Return every line below as is, leaving out the pictures.

--- begin DATA PROVIDED ---

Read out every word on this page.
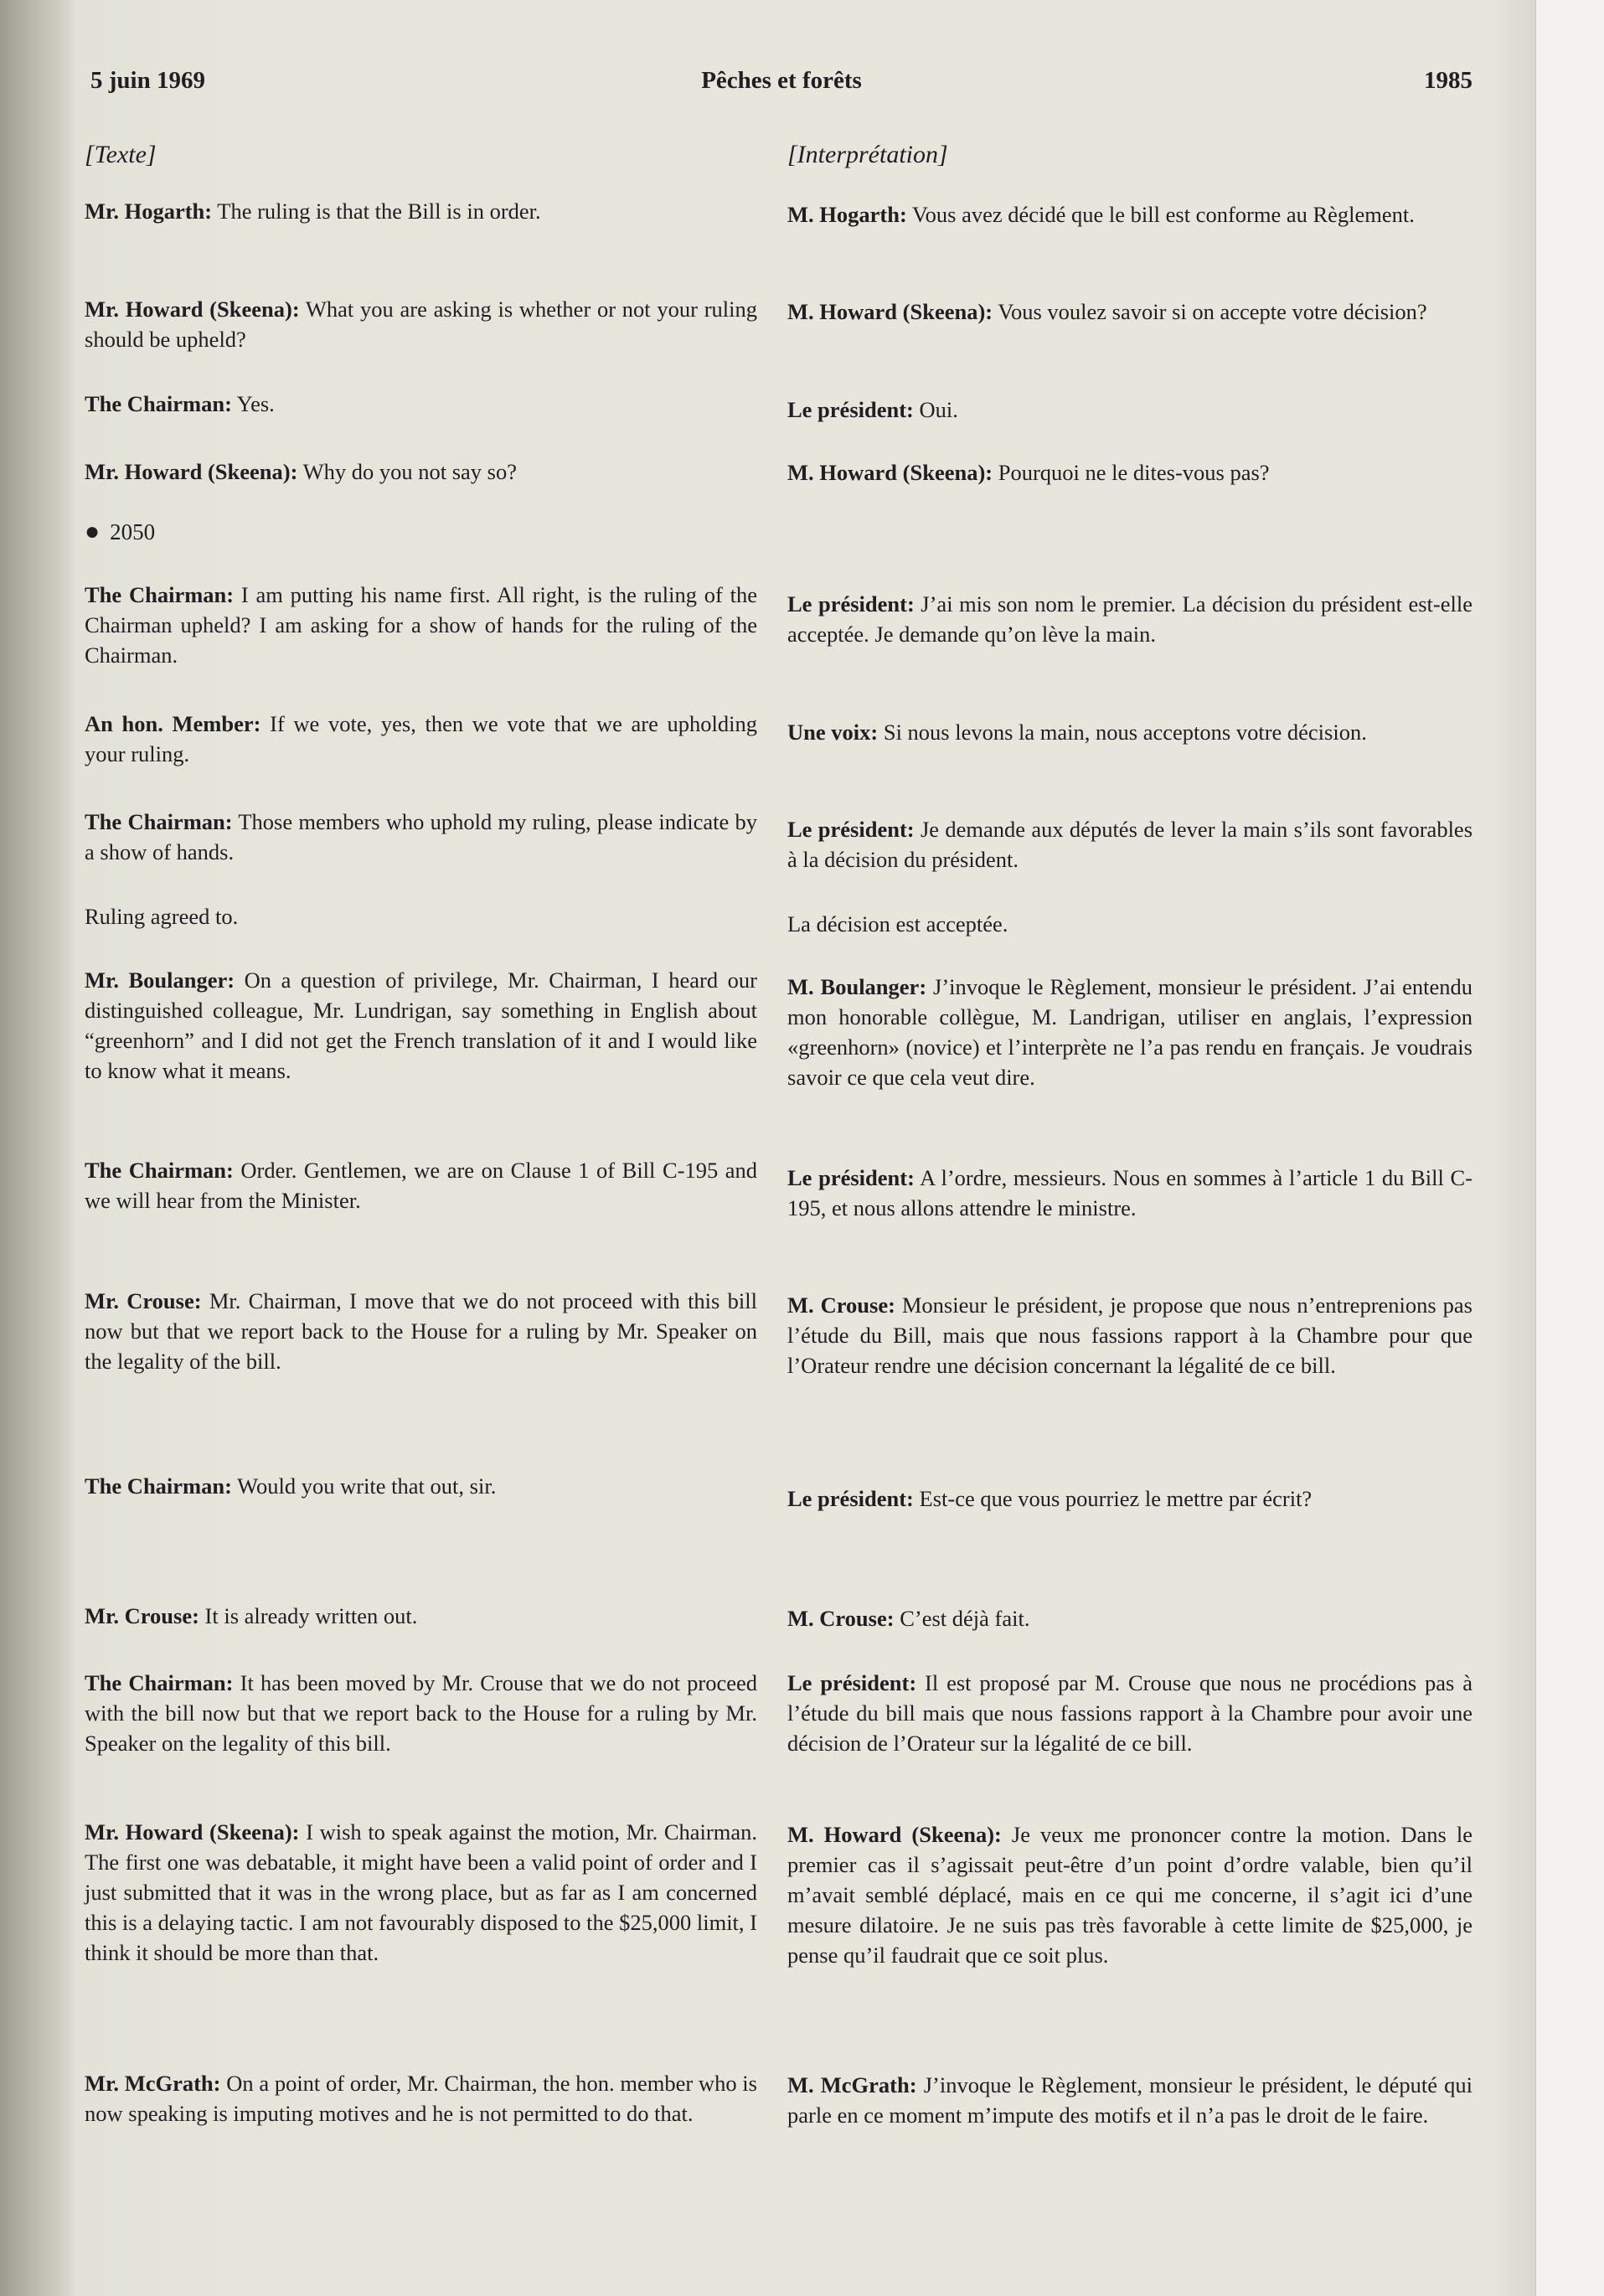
5 juin 1969	Pêches et forêts	1985
[Texte]
Mr. Hogarth: The ruling is that the Bill is in order.
Mr. Howard (Skeena): What you are asking is whether or not your ruling should be upheld?
The Chairman: Yes.
Mr. Howard (Skeena): Why do you not say so?
● 2050
The Chairman: I am putting his name first. All right, is the ruling of the Chairman upheld? I am asking for a show of hands for the ruling of the Chairman.
An hon. Member: If we vote, yes, then we vote that we are upholding your ruling.
The Chairman: Those members who uphold my ruling, please indicate by a show of hands.
Ruling agreed to.
Mr. Boulanger: On a question of privilege, Mr. Chairman, I heard our distinguished colleague, Mr. Lundrigan, say something in English about “greenhorn” and I did not get the French translation of it and I would like to know what it means.
The Chairman: Order. Gentlemen, we are on Clause 1 of Bill C-195 and we will hear from the Minister.
Mr. Crouse: Mr. Chairman, I move that we do not proceed with this bill now but that we report back to the House for a ruling by Mr. Speaker on the legality of the bill.
The Chairman: Would you write that out, sir.
Mr. Crouse: It is already written out.
The Chairman: It has been moved by Mr. Crouse that we do not proceed with the bill now but that we report back to the House for a ruling by Mr. Speaker on the legality of this bill.
Mr. Howard (Skeena): I wish to speak against the motion, Mr. Chairman. The first one was debatable, it might have been a valid point of order and I just submitted that it was in the wrong place, but as far as I am concerned this is a delaying tactic. I am not favourably disposed to the $25,000 limit, I think it should be more than that.
Mr. McGrath: On a point of order, Mr. Chairman, the hon. member who is now speaking is imputing motives and he is not permitted to do that.
[Interprétation]
M. Hogarth: Vous avez décidé que le bill est conforme au Règlement.
M. Howard (Skeena): Vous voulez savoir si on accepte votre décision?
Le président: Oui.
M. Howard (Skeena): Pourquoi ne le dites-vous pas?
Le président: J’ai mis son nom le premier. La décision du président est-elle acceptée. Je demande qu’on lève la main.
Une voix: Si nous levons la main, nous acceptons votre décision.
Le président: Je demande aux députés de lever la main s’ils sont favorables à la décision du président.
La décision est acceptée.
M. Boulanger: J’invoque le Règlement, monsieur le président. J’ai entendu mon honorable collègue, M. Landrigan, utiliser en anglais, l’expression «greenhorn» (novice) et l’interprète ne l’a pas rendu en français. Je voudrais savoir ce que cela veut dire.
Le président: A l’ordre, messieurs. Nous en sommes à l’article 1 du Bill C-195, et nous allons attendre le ministre.
M. Crouse: Monsieur le président, je propose que nous n’entreprenions pas l’étude du Bill, mais que nous fassions rapport à la Chambre pour que l’Orateur rendre une décision concernant la légalité de ce bill.
Le président: Est-ce que vous pourriez le mettre par écrit?
M. Crouse: C’est déjà fait.
Le président: Il est proposé par M. Crouse que nous ne procédions pas à l’étude du bill mais que nous fassions rapport à la Chambre pour avoir une décision de l’Orateur sur la légalité de ce bill.
M. Howard (Skeena): Je veux me prononcer contre la motion. Dans le premier cas il s’agissait peut-être d’un point d’ordre valable, bien qu’il m’avait semblé déplacé, mais en ce qui me concerne, il s’agit ici d’une mesure dilatoire. Je ne suis pas très favorable à cette limite de $25,000, je pense qu’il faudrait que ce soit plus.
M. McGrath: J’invoque le Règlement, monsieur le président, le député qui parle en ce moment m’impute des motifs et il n’a pas le droit de le faire.
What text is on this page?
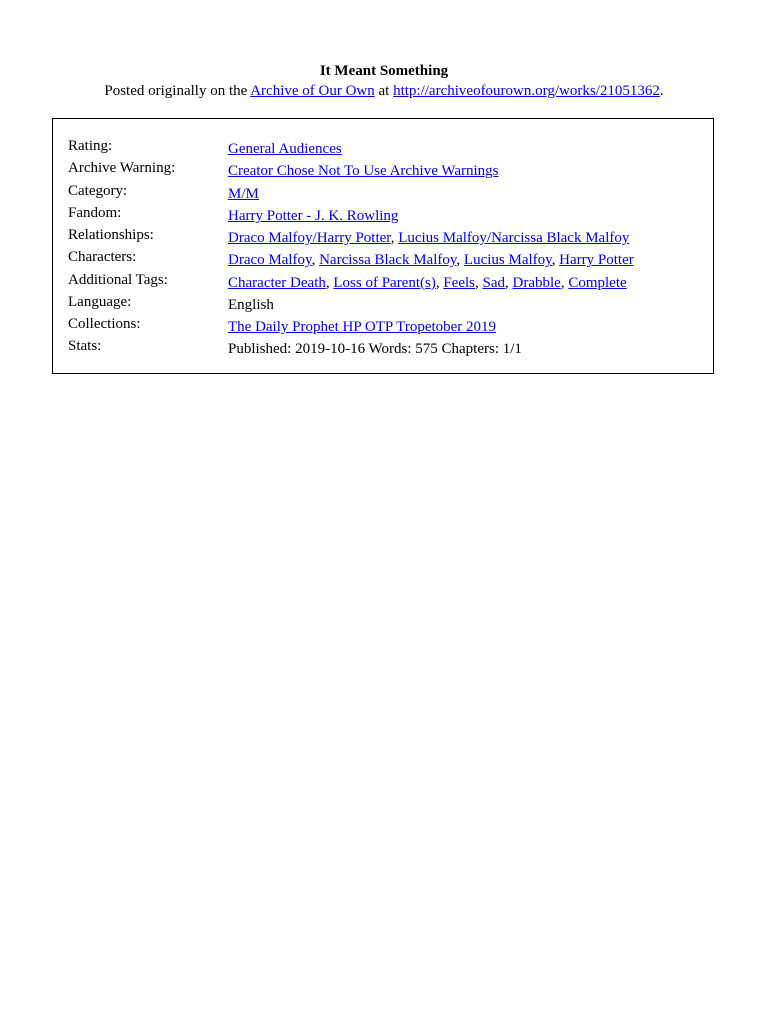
It Meant Something
Posted originally on the Archive of Our Own at http://archiveofourown.org/works/21051362.
Rating:	General Audiences
Archive Warning:	Creator Chose Not To Use Archive Warnings
Category:	M/M
Fandom:	Harry Potter - J. K. Rowling
Relationships:	Draco Malfoy/Harry Potter, Lucius Malfoy/Narcissa Black Malfoy
Characters:	Draco Malfoy, Narcissa Black Malfoy, Lucius Malfoy, Harry Potter
Additional Tags:	Character Death, Loss of Parent(s), Feels, Sad, Drabble, Complete
Language:	English
Collections:	The Daily Prophet HP OTP Tropetober 2019
Stats:	Published: 2019-10-16 Words: 575 Chapters: 1/1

--- end DATA PROVIDED ---

ANSWER BELOW.
Read out every word on this page.
5 juin 1969	Pêches et forêts	1985
[Texte]
Mr. Hogarth: The ruling is that the Bill is in order.
Mr. Howard (Skeena): What you are asking is whether or not your ruling should be upheld?
The Chairman: Yes.
Mr. Howard (Skeena): Why do you not say so?
● 2050
The Chairman: I am putting his name first. All right, is the ruling of the Chairman upheld? I am asking for a show of hands for the ruling of the Chairman.
An hon. Member: If we vote, yes, then we vote that we are upholding your ruling.
The Chairman: Those members who uphold my ruling, please indicate by a show of hands.
Ruling agreed to.
Mr. Boulanger: On a question of privilege, Mr. Chairman, I heard our distinguished colleague, Mr. Lundrigan, say something in English about “greenhorn” and I did not get the French translation of it and I would like to know what it means.
The Chairman: Order. Gentlemen, we are on Clause 1 of Bill C-195 and we will hear from the Minister.
Mr. Crouse: Mr. Chairman, I move that we do not proceed with this bill now but that we report back to the House for a ruling by Mr. Speaker on the legality of the bill.
The Chairman: Would you write that out, sir.
Mr. Crouse: It is already written out.
The Chairman: It has been moved by Mr. Crouse that we do not proceed with the bill now but that we report back to the House for a ruling by Mr. Speaker on the legality of this bill.
Mr. Howard (Skeena): I wish to speak against the motion, Mr. Chairman. The first one was debatable, it might have been a valid point of order and I just submitted that it was in the wrong place, but as far as I am concerned this is a delaying tactic. I am not favourably disposed to the $25,000 limit, I think it should be more than that.
Mr. McGrath: On a point of order, Mr. Chairman, the hon. member who is now speaking is imputing motives and he is not permitted to do that.
[Interprétation]
M. Hogarth: Vous avez décidé que le bill est conforme au Règlement.
M. Howard (Skeena): Vous voulez savoir si on accepte votre décision?
Le président: Oui.
M. Howard (Skeena): Pourquoi ne le dites-vous pas?
Le président: J’ai mis son nom le premier. La décision du président est-elle acceptée. Je demande qu’on lève la main.
Une voix: Si nous levons la main, nous acceptons votre décision.
Le président: Je demande aux députés de lever la main s’ils sont favorables à la décision du président.
La décision est acceptée.
M. Boulanger: J’invoque le Règlement, monsieur le président. J’ai entendu mon honorable collègue, M. Landrigan, utiliser en anglais, l’expression «greenhorn» (novice) et l’interprète ne l’a pas rendu en français. Je voudrais savoir ce que cela veut dire.
Le président: A l’ordre, messieurs. Nous en sommes à l’article 1 du Bill C-195, et nous allons attendre le ministre.
M. Crouse: Monsieur le président, je propose que nous n’entreprenions pas l’étude du Bill, mais que nous fassions rapport à la Chambre pour que l’Orateur rendre une décision concernant la légalité de ce bill.
Le président: Est-ce que vous pourriez le mettre par écrit?
M. Crouse: C’est déjà fait.
Le président: Il est proposé par M. Crouse que nous ne procédions pas à l’étude du bill mais que nous fassions rapport à la Chambre pour avoir une décision de l’Orateur sur la légalité de ce bill.
M. Howard (Skeena): Je veux me prononcer contre la motion. Dans le premier cas il s’agissait peut-être d’un point d’ordre valable, bien qu’il m’avait semblé déplacé, mais en ce qui me concerne, il s’agit ici d’une mesure dilatoire. Je ne suis pas très favorable à cette limite de $25,000, je pense qu’il faudrait que ce soit plus.
M. McGrath: J’invoque le Règlement, monsieur le président, le député qui parle en ce moment m’impute des motifs et il n’a pas le droit de le faire.
What text is on this page?
It Meant Something
Posted originally on the Archive of Our Own at http://archiveofourown.org/works/21051362.
Rating:	General Audiences
Archive Warning:	Creator Chose Not To Use Archive Warnings
Category:	M/M
Fandom:	Harry Potter - J. K. Rowling
Relationships:	Draco Malfoy/Harry Potter, Lucius Malfoy/Narcissa Black Malfoy
Characters:	Draco Malfoy, Narcissa Black Malfoy, Lucius Malfoy, Harry Potter
Additional Tags:	Character Death, Loss of Parent(s), Feels, Sad, Drabble, Complete
Language:	English
Collections:	The Daily Prophet HP OTP Tropetober 2019
Stats:	Published: 2019-10-16 Words: 575 Chapters: 1/1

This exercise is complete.